WHAT THE EXERCISE ASKS
Print the lines in the records below, from the line containing "notification-pill-icon (26, 23, 52, 30)" through the line containing "app-title: My Pet Pl@ce (106, 52, 221, 72)", copied character for character with both end lines included.

** BEGIN PROVIDED MATERIAL **

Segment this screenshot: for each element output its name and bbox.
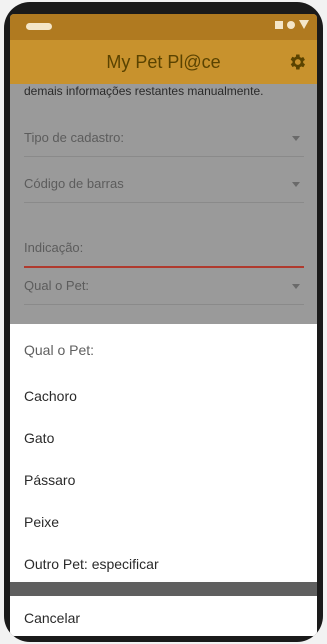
notification-pill-icon (26, 23, 52, 30)
app-bar: My Pet Pl@ce (10, 40, 317, 84)
status-bar (10, 14, 317, 40)
pet-picker-sheet: Qual o Pet: Cachoro Gato Pássaro Peixe O… (10, 324, 317, 636)
option-passaro[interactable]: Pássaro (24, 472, 294, 496)
chevron-down-icon (292, 284, 300, 289)
chevron-down-icon (292, 136, 300, 141)
chevron-down-icon (292, 182, 300, 187)
indicacao-input[interactable]: Indicação: (24, 232, 304, 268)
field-label: Código de barras (24, 176, 124, 191)
cancel-button[interactable]: Cancelar (24, 610, 80, 626)
app-title: My Pet Pl@ce (106, 52, 221, 72)
qual-pet-select[interactable]: Qual o Pet: (24, 270, 304, 305)
codigo-barras-select[interactable]: Código de barras (24, 168, 304, 203)
field-label: Qual o Pet: (24, 278, 90, 293)
option-outro-pet[interactable]: Outro Pet: especificar (24, 556, 294, 580)
phone-frame: My Pet Pl@ce demais informações restante… (4, 2, 323, 642)
field-label: Indicação: (24, 240, 84, 255)
status-icons (275, 20, 309, 29)
option-cachoro[interactable]: Cachoro (24, 388, 294, 412)
signal-icon (299, 20, 309, 29)
sheet-title: Qual o Pet: (24, 342, 95, 358)
gear-icon[interactable] (287, 52, 307, 72)
info-text: demais informações restantes manualmente… (24, 84, 264, 98)
stop-icon (275, 20, 283, 29)
divider (10, 582, 317, 596)
screen: My Pet Pl@ce demais informações restante… (10, 14, 317, 636)
option-gato[interactable]: Gato (24, 430, 294, 454)
field-label: Tipo de cadastro: (24, 130, 124, 145)
option-peixe[interactable]: Peixe (24, 514, 294, 538)
circle-icon (287, 20, 295, 29)
tipo-cadastro-select[interactable]: Tipo de cadastro: (24, 122, 304, 157)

** END PROVIDED MATERIAL **

OUTPUT BELOW
notification-pill-icon (26, 23, 52, 30)
app-bar: My Pet Pl@ce (10, 40, 317, 84)
status-bar (10, 14, 317, 40)
pet-picker-sheet: Qual o Pet: Cachoro Gato Pássaro Peixe O… (10, 324, 317, 636)
option-passaro[interactable]: Pássaro (24, 472, 294, 496)
chevron-down-icon (292, 284, 300, 289)
chevron-down-icon (292, 136, 300, 141)
chevron-down-icon (292, 182, 300, 187)
indicacao-input[interactable]: Indicação: (24, 232, 304, 268)
field-label: Código de barras (24, 176, 124, 191)
cancel-button[interactable]: Cancelar (24, 610, 80, 626)
app-title: My Pet Pl@ce (106, 52, 221, 72)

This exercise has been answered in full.